#### [What the task requires]
Can you transcribe every line exactly and leave the pictures behind?

Recorded data
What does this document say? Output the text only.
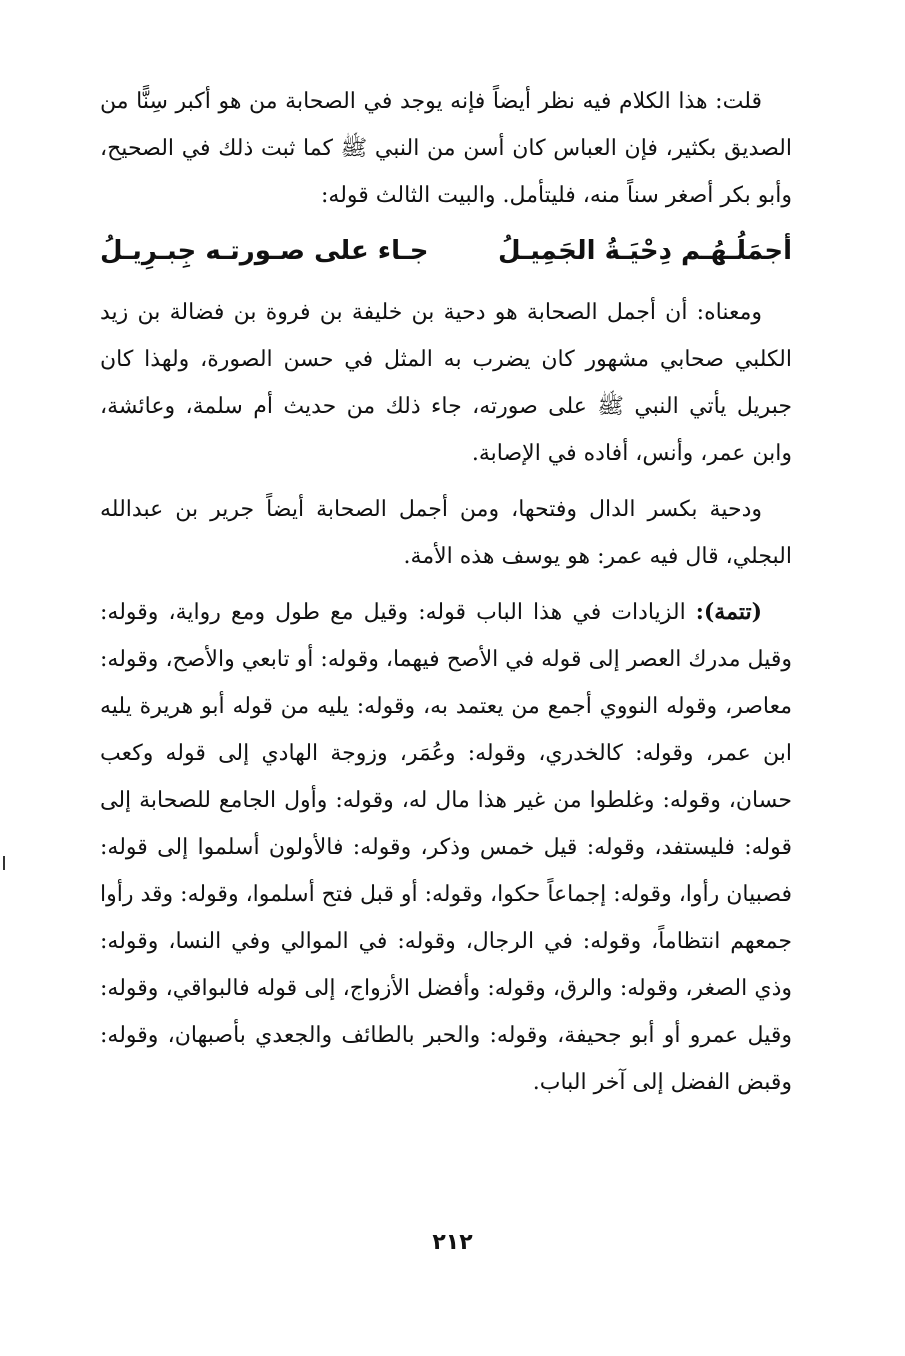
قلت: هذا الكلام فيه نظر أيضاً فإنه يوجد في الصحابة من هو أكبر سِنًّا من الصديق بكثير، فإن العباس كان أسن من النبي ﷺ كما ثبت ذلك في الصحيح، وأبو بكر أصغر سناً منه، فليتأمل. والبيت الثالث قوله:

أجمَلُـهُـم دِحْيَـةُ الجَمِيـلُ
جـاء على صـورتـه جِبـرِيـلُ

ومعناه: أن أجمل الصحابة هو دحية بن خليفة بن فروة بن فضالة بن زيد الكلبي صحابي مشهور كان يضرب به المثل في حسن الصورة، ولهذا كان جبريل يأتي النبي ﷺ على صورته، جاء ذلك من حديث أم سلمة، وعائشة، وابن عمر، وأنس، أفاده في الإصابة.

ودحية بكسر الدال وفتحها، ومن أجمل الصحابة أيضاً جرير بن عبدالله البجلي، قال فيه عمر: هو يوسف هذه الأمة.

(تتمة): الزيادات في هذا الباب قوله: وقيل مع طول ومع رواية، وقوله: وقيل مدرك العصر إلى قوله في الأصح فيهما، وقوله: أو تابعي والأصح، وقوله: معاصر، وقوله النووي أجمع من يعتمد به، وقوله: يليه من قوله أبو هريرة يليه ابن عمر، وقوله: كالخدري، وقوله: وعُمَر، وزوجة الهادي إلى قوله وكعب حسان، وقوله: وغلطوا من غير هذا مال له، وقوله: وأول الجامع للصحابة إلى قوله: فليستفد، وقوله: قيل خمس وذكر، وقوله: فالأولون أسلموا إلى قوله: فصبيان رأوا، وقوله: إجماعاً حكوا، وقوله: أو قبل فتح أسلموا، وقوله: وقد رأوا جمعهم انتظاماً، وقوله: في الرجال، وقوله: في الموالي وفي النسا، وقوله: وذي الصغر، وقوله: والرق، وقوله: وأفضل الأزواج، إلى قوله فالبواقي، وقوله: وقيل عمرو أو أبو جحيفة، وقوله: والحبر بالطائف والجعدي بأصبهان، وقوله: وقبض الفضل إلى آخر الباب.

٢١٢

#### [Right answer]
What does this document say? Output the text only.
قلت: هذا الكلام فيه نظر أيضاً فإنه يوجد في الصحابة من هو أكبر سِنًّا من الصديق بكثير، فإن العباس كان أسن من النبي ﷺ كما ثبت ذلك في الصحيح، وأبو بكر أصغر سناً منه، فليتأمل. والبيت الثالث قوله:

أجمَلُـهُـم دِحْيَـةُ الجَمِيـلُ
جـاء على صـورتـه جِبـرِيـلُ

ومعناه: أن أجمل الصحابة هو دحية بن خليفة بن فروة بن فضالة بن زيد الكلبي صحابي مشهور كان يضرب به المثل في حسن الصورة، ولهذا كان جبريل يأتي النبي ﷺ على صورته، جاء ذلك من حديث أم سلمة، وعائشة، وابن عمر، وأنس، أفاده في الإصابة.

ودحية بكسر الدال وفتحها، ومن أجمل الصحابة أيضاً جرير بن عبدالله البجلي، قال فيه عمر: هو يوسف هذه الأمة.

(تتمة): الزيادات في هذا الباب قوله: وقيل مع طول ومع رواية، وقوله: وقيل مدرك العصر إلى قوله في الأصح فيهما، وقوله: أو تابعي والأصح، وقوله: معاصر، وقوله النووي أجمع من يعتمد به، وقوله: يليه من قوله أبو هريرة يليه ابن عمر، وقوله: كالخدري، وقوله: وعُمَر، وزوجة الهادي إلى قوله وكعب حسان، وقوله: وغلطوا من غير هذا مال له، وقوله: وأول الجامع للصحابة إلى قوله: فليستفد، وقوله: قيل خمس وذكر، وقوله: فالأولون أسلموا إلى قوله: فصبيان رأوا، وقوله: إجماعاً حكوا، وقوله: أو قبل فتح أسلموا، وقوله: وقد رأوا جمعهم انتظاماً، وقوله: في الرجال، وقوله: في الموالي وفي النسا، وقوله: وذي الصغر، وقوله: والرق، وقوله: وأفضل الأزواج، إلى قوله فالبواقي، وقوله: وقيل عمرو أو أبو جحيفة، وقوله: والحبر بالطائف والجعدي بأصبهان، وقوله: وقبض الفضل إلى آخر الباب.

٢١٢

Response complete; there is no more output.